Aim =>
What lines of the data include the string "ylabel"? Copy them all.

Dataset =>

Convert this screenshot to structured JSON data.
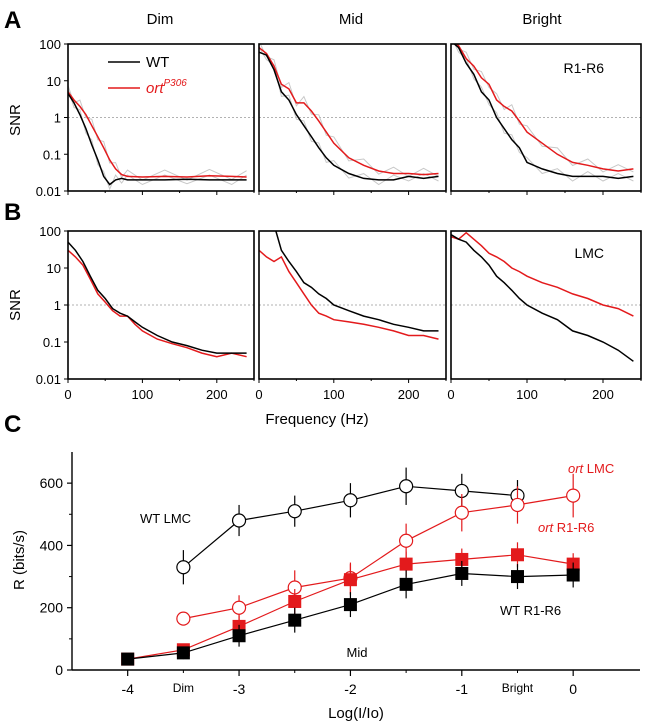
{
  "colors": {
    "wt": "#000000",
    "ort": "#e31a1c",
    "trial": "#c8c8c8",
    "ref_line": "#999999"
  },
  "panels": {
    "A": {
      "letter": "A",
      "label": "R1-R6"
    },
    "B": {
      "letter": "B",
      "label": "LMC"
    },
    "C": {
      "letter": "C"
    }
  },
  "legend": {
    "wt": "WT",
    "ort": "ort",
    "ort_sup": "P306"
  },
  "columns": [
    "Dim",
    "Mid",
    "Bright"
  ],
  "chart_data": [
    {
      "type": "line",
      "panel": "A",
      "ylabel": "SNR",
      "xlabel": "Frequency (Hz)",
      "xlim": [
        0,
        250
      ],
      "ylim": [
        0.01,
        100
      ],
      "yscale": "log",
      "xticks": [
        "0",
        "100",
        "200"
      ],
      "yticks": [
        "0.01",
        "0.1",
        "1",
        "10",
        "100"
      ],
      "reference_line": 1,
      "subplots": [
        {
          "column": "Dim",
          "series": [
            {
              "name": "WT",
              "x": [
                0,
                8,
                16,
                24,
                32,
                40,
                48,
                56,
                64,
                72,
                80,
                100,
                130,
                160,
                190,
                220,
                240
              ],
              "y": [
                4.5,
                2.5,
                1.2,
                0.5,
                0.18,
                0.07,
                0.025,
                0.015,
                0.02,
                0.022,
                0.02,
                0.02,
                0.02,
                0.021,
                0.02,
                0.02,
                0.02
              ]
            },
            {
              "name": "ort",
              "x": [
                0,
                8,
                16,
                24,
                32,
                40,
                48,
                56,
                64,
                72,
                80,
                100,
                130,
                160,
                190,
                220,
                240
              ],
              "y": [
                5,
                3,
                2,
                1.2,
                0.6,
                0.3,
                0.15,
                0.07,
                0.04,
                0.028,
                0.025,
                0.024,
                0.025,
                0.024,
                0.026,
                0.025,
                0.024
              ]
            }
          ]
        },
        {
          "column": "Mid",
          "series": [
            {
              "name": "WT",
              "x": [
                0,
                10,
                20,
                30,
                40,
                50,
                60,
                70,
                80,
                90,
                100,
                120,
                140,
                160,
                180,
                200,
                220,
                240
              ],
              "y": [
                60,
                50,
                20,
                5,
                3,
                1.2,
                0.6,
                0.3,
                0.15,
                0.08,
                0.05,
                0.03,
                0.022,
                0.02,
                0.02,
                0.025,
                0.022,
                0.025
              ]
            },
            {
              "name": "ort",
              "x": [
                0,
                10,
                20,
                30,
                40,
                50,
                60,
                70,
                80,
                90,
                100,
                120,
                140,
                160,
                180,
                200,
                220,
                240
              ],
              "y": [
                80,
                55,
                25,
                8,
                6,
                2.5,
                2.5,
                1.5,
                0.8,
                0.4,
                0.2,
                0.08,
                0.05,
                0.035,
                0.03,
                0.03,
                0.028,
                0.03
              ]
            }
          ]
        },
        {
          "column": "Bright",
          "series": [
            {
              "name": "WT",
              "x": [
                0,
                10,
                20,
                30,
                40,
                50,
                60,
                70,
                80,
                90,
                100,
                120,
                140,
                160,
                180,
                200,
                220,
                240
              ],
              "y": [
                120,
                80,
                30,
                15,
                5,
                3,
                1,
                0.5,
                0.25,
                0.15,
                0.06,
                0.04,
                0.03,
                0.025,
                0.025,
                0.025,
                0.022,
                0.025
              ]
            },
            {
              "name": "ort",
              "x": [
                0,
                10,
                20,
                30,
                40,
                50,
                60,
                70,
                80,
                90,
                100,
                120,
                140,
                160,
                180,
                200,
                220,
                240
              ],
              "y": [
                140,
                90,
                40,
                25,
                12,
                8,
                3,
                2,
                1.5,
                0.8,
                0.4,
                0.2,
                0.1,
                0.06,
                0.05,
                0.04,
                0.035,
                0.04
              ]
            }
          ]
        }
      ]
    },
    {
      "type": "line",
      "panel": "B",
      "ylabel": "SNR",
      "xlabel": "Frequency (Hz)",
      "xlim": [
        0,
        250
      ],
      "ylim": [
        0.01,
        100
      ],
      "yscale": "log",
      "xticks": [
        "0",
        "100",
        "200"
      ],
      "yticks": [
        "0.01",
        "0.1",
        "1",
        "10",
        "100"
      ],
      "reference_line": 1,
      "subplots": [
        {
          "column": "Dim",
          "series": [
            {
              "name": "WT",
              "x": [
                0,
                10,
                20,
                30,
                40,
                50,
                60,
                70,
                80,
                90,
                100,
                120,
                140,
                160,
                180,
                200,
                220,
                240
              ],
              "y": [
                50,
                30,
                15,
                6,
                2.5,
                1.5,
                0.8,
                0.6,
                0.5,
                0.35,
                0.25,
                0.15,
                0.1,
                0.08,
                0.06,
                0.05,
                0.05,
                0.05
              ]
            },
            {
              "name": "ort",
              "x": [
                0,
                10,
                20,
                30,
                40,
                50,
                60,
                70,
                80,
                90,
                100,
                120,
                140,
                160,
                180,
                200,
                220,
                240
              ],
              "y": [
                30,
                20,
                12,
                5,
                2,
                1.2,
                0.7,
                0.5,
                0.5,
                0.3,
                0.2,
                0.12,
                0.09,
                0.07,
                0.05,
                0.04,
                0.05,
                0.04
              ]
            }
          ]
        },
        {
          "column": "Mid",
          "series": [
            {
              "name": "WT",
              "x": [
                0,
                10,
                20,
                30,
                40,
                50,
                60,
                70,
                80,
                90,
                100,
                120,
                140,
                160,
                180,
                200,
                220,
                240
              ],
              "y": [
                100,
                120,
                150,
                30,
                15,
                8,
                4,
                3,
                2,
                1.5,
                1,
                0.7,
                0.5,
                0.4,
                0.3,
                0.25,
                0.2,
                0.2
              ]
            },
            {
              "name": "ort",
              "x": [
                0,
                10,
                20,
                30,
                40,
                50,
                60,
                70,
                80,
                90,
                100,
                120,
                140,
                160,
                180,
                200,
                220,
                240
              ],
              "y": [
                30,
                20,
                15,
                20,
                8,
                4,
                2,
                1,
                0.6,
                0.5,
                0.4,
                0.35,
                0.3,
                0.25,
                0.2,
                0.15,
                0.15,
                0.12
              ]
            }
          ]
        },
        {
          "column": "Bright",
          "series": [
            {
              "name": "WT",
              "x": [
                0,
                10,
                20,
                30,
                40,
                50,
                60,
                70,
                80,
                90,
                100,
                120,
                140,
                160,
                180,
                200,
                220,
                240
              ],
              "y": [
                80,
                60,
                50,
                30,
                20,
                12,
                6,
                4,
                2.5,
                1.5,
                1,
                0.6,
                0.4,
                0.2,
                0.15,
                0.1,
                0.06,
                0.03
              ]
            },
            {
              "name": "ort",
              "x": [
                0,
                10,
                20,
                30,
                40,
                50,
                60,
                70,
                80,
                90,
                100,
                120,
                140,
                160,
                180,
                200,
                220,
                240
              ],
              "y": [
                70,
                60,
                90,
                60,
                40,
                25,
                20,
                15,
                10,
                8,
                6,
                4,
                3,
                2,
                1.5,
                1,
                0.8,
                0.5
              ]
            }
          ]
        }
      ]
    },
    {
      "type": "line",
      "panel": "C",
      "ylabel": "R (bits/s)",
      "xlabel": "Log(I/Io)",
      "xlim": [
        -4.5,
        0.6
      ],
      "ylim": [
        0,
        700
      ],
      "xticks": [
        "-4",
        "-3",
        "-2",
        "-1",
        "0"
      ],
      "yticks": [
        "0",
        "200",
        "400",
        "600"
      ],
      "xtick_labels_extra": [
        {
          "text": "Dim",
          "x": -3.5
        },
        {
          "text": "Bright",
          "x": -0.5
        }
      ],
      "inner_label": {
        "text": "Mid",
        "x": -2.0,
        "y": 50
      },
      "series": [
        {
          "name": "WT LMC",
          "marker": "open-circle",
          "color": "wt",
          "x": [
            -3.5,
            -3.0,
            -2.5,
            -2.0,
            -1.5,
            -1.0,
            -0.5
          ],
          "y": [
            330,
            480,
            510,
            545,
            590,
            575,
            560
          ],
          "err": [
            55,
            50,
            50,
            55,
            60,
            55,
            50
          ]
        },
        {
          "name": "ort LMC",
          "marker": "open-circle",
          "color": "ort",
          "x": [
            -3.5,
            -3.0,
            -2.5,
            -2.0,
            -1.5,
            -1.0,
            -0.5,
            0.0
          ],
          "y": [
            165,
            200,
            265,
            295,
            415,
            505,
            530,
            560
          ],
          "err": [
            20,
            40,
            55,
            50,
            55,
            60,
            60,
            70
          ]
        },
        {
          "name": "ort R1-R6",
          "marker": "filled-square",
          "color": "ort",
          "x": [
            -4.0,
            -3.5,
            -3.0,
            -2.5,
            -2.0,
            -1.5,
            -1.0,
            -0.5,
            0.0
          ],
          "y": [
            35,
            65,
            140,
            220,
            290,
            340,
            355,
            370,
            340
          ],
          "err": [
            15,
            20,
            35,
            40,
            50,
            40,
            35,
            40,
            35
          ]
        },
        {
          "name": "WT R1-R6",
          "marker": "filled-square",
          "color": "wt",
          "x": [
            -4.0,
            -3.5,
            -3.0,
            -2.5,
            -2.0,
            -1.5,
            -1.0,
            -0.5,
            0.0
          ],
          "y": [
            35,
            55,
            110,
            160,
            210,
            275,
            310,
            300,
            305
          ],
          "err": [
            15,
            20,
            35,
            40,
            40,
            45,
            40,
            40,
            40
          ]
        }
      ],
      "series_labels": [
        {
          "text": "WT LMC",
          "color": "wt"
        },
        {
          "text_italic": "ort",
          "text": " LMC",
          "color": "ort"
        },
        {
          "text_italic": "ort",
          "text": " R1-R6",
          "color": "ort"
        },
        {
          "text": "WT R1-R6",
          "color": "wt"
        }
      ]
    }
  ]
}
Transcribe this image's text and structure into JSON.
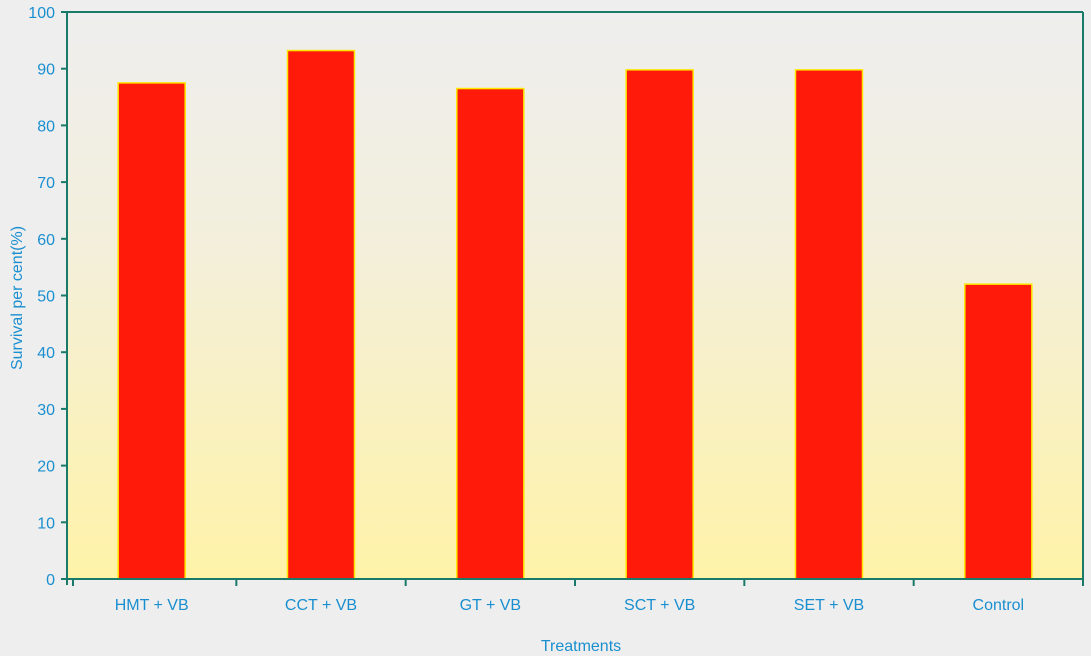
{
  "chart_data": {
    "type": "bar",
    "categories": [
      "HMT + VB",
      "CCT + VB",
      "GT + VB",
      "SCT + VB",
      "SET + VB",
      "Control"
    ],
    "values": [
      87.5,
      93.2,
      86.5,
      89.8,
      89.8,
      52.0
    ],
    "title": "",
    "xlabel": "Treatments",
    "ylabel": "Survival per cent(%)",
    "ylim": [
      0,
      100
    ],
    "yticks": [
      0,
      10,
      20,
      30,
      40,
      50,
      60,
      70,
      80,
      90,
      100
    ],
    "grid": false,
    "legend": "none",
    "colors": {
      "bar": "#ff1a0a",
      "bar_edge": "#ffe600",
      "axis": "#1a7a6a",
      "text": "#1a8fd0",
      "plot_bg_top": "#eeeeee",
      "plot_bg_bottom": "#fff3a8"
    }
  }
}
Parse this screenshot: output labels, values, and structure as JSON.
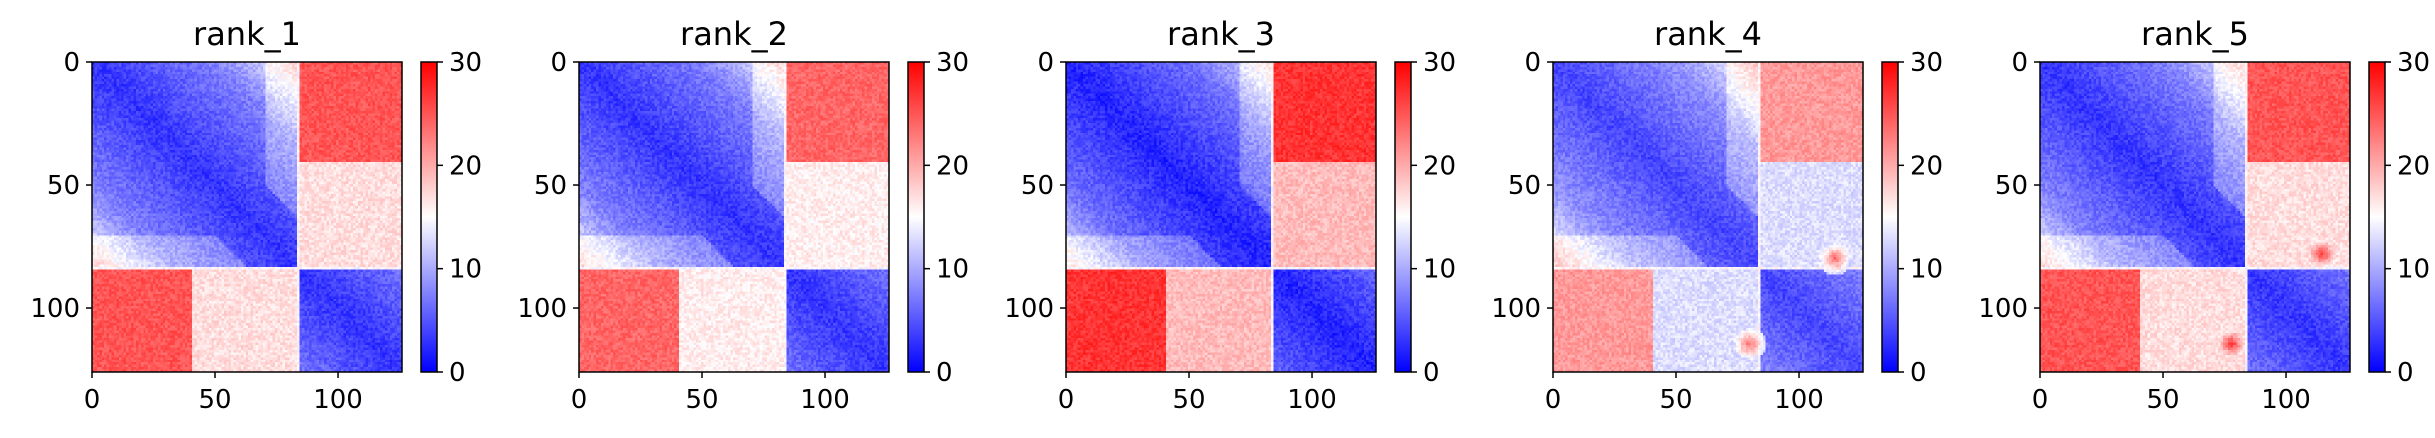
{
  "chart_data": [
    {
      "type": "heatmap",
      "title": "rank_1",
      "matrix_size": 127,
      "x_ticks": [
        "0",
        "50",
        "100"
      ],
      "y_ticks": [
        "0",
        "50",
        "100"
      ],
      "colormap": "bwr",
      "colorbar_range": [
        0,
        30
      ],
      "colorbar_ticks": [
        "0",
        "10",
        "20",
        "30"
      ],
      "domain_boundary": 84,
      "intra_domain_value": 3,
      "inter_domain_value": 25,
      "hotspots": []
    },
    {
      "type": "heatmap",
      "title": "rank_2",
      "matrix_size": 127,
      "x_ticks": [
        "0",
        "50",
        "100"
      ],
      "y_ticks": [
        "0",
        "50",
        "100"
      ],
      "colormap": "bwr",
      "colorbar_range": [
        0,
        30
      ],
      "colorbar_ticks": [
        "0",
        "10",
        "20",
        "30"
      ],
      "domain_boundary": 84,
      "intra_domain_value": 3,
      "inter_domain_value": 24,
      "hotspots": []
    },
    {
      "type": "heatmap",
      "title": "rank_3",
      "matrix_size": 127,
      "x_ticks": [
        "0",
        "50",
        "100"
      ],
      "y_ticks": [
        "0",
        "50",
        "100"
      ],
      "colormap": "bwr",
      "colorbar_range": [
        0,
        30
      ],
      "colorbar_ticks": [
        "0",
        "10",
        "20",
        "30"
      ],
      "domain_boundary": 84,
      "intra_domain_value": 2,
      "inter_domain_value": 27,
      "hotspots": []
    },
    {
      "type": "heatmap",
      "title": "rank_4",
      "matrix_size": 127,
      "x_ticks": [
        "0",
        "50",
        "100"
      ],
      "y_ticks": [
        "0",
        "50",
        "100"
      ],
      "colormap": "bwr",
      "colorbar_range": [
        0,
        30
      ],
      "colorbar_ticks": [
        "0",
        "10",
        "20",
        "30"
      ],
      "domain_boundary": 84,
      "intra_domain_value": 4,
      "inter_domain_value": 21,
      "hotspots": [
        {
          "row": 115,
          "col": 80,
          "value": 24
        }
      ]
    },
    {
      "type": "heatmap",
      "title": "rank_5",
      "matrix_size": 127,
      "x_ticks": [
        "0",
        "50",
        "100"
      ],
      "y_ticks": [
        "0",
        "50",
        "100"
      ],
      "colormap": "bwr",
      "colorbar_range": [
        0,
        30
      ],
      "colorbar_ticks": [
        "0",
        "10",
        "20",
        "30"
      ],
      "domain_boundary": 84,
      "intra_domain_value": 3,
      "inter_domain_value": 25,
      "hotspots": [
        {
          "row": 115,
          "col": 78,
          "value": 27
        }
      ]
    }
  ]
}
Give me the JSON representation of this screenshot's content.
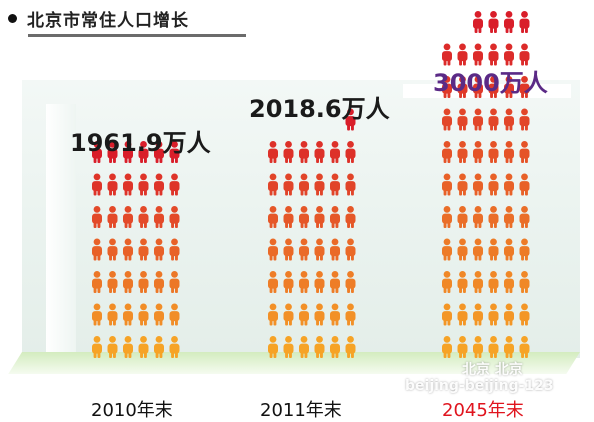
{
  "title": "北京市常住人口增长",
  "watermark": {
    "line1": "北京 北京",
    "line2": "beijing-beijing-123"
  },
  "colors": {
    "top": "#d91e2a",
    "bottom": "#f6a326",
    "highlight_value": "#5b2a86",
    "highlight_category": "#e0141e"
  },
  "chart_data": {
    "type": "bar",
    "title": "北京市常住人口增长",
    "categories": [
      "2010年末",
      "2011年末",
      "2045年末"
    ],
    "values": [
      1961.9,
      2018.6,
      3000
    ],
    "value_labels": [
      "1961.9万人",
      "2018.6万人",
      "3000万人"
    ],
    "unit": "万人",
    "xlabel": "",
    "ylabel": ""
  }
}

Full answer =>
      "ylabel": "SNR",
      "ylabel": "SNR",
      "ylabel": "R (bits/s)",
    "ylabel": "Survival per cent(%)",
    "ylabel": ""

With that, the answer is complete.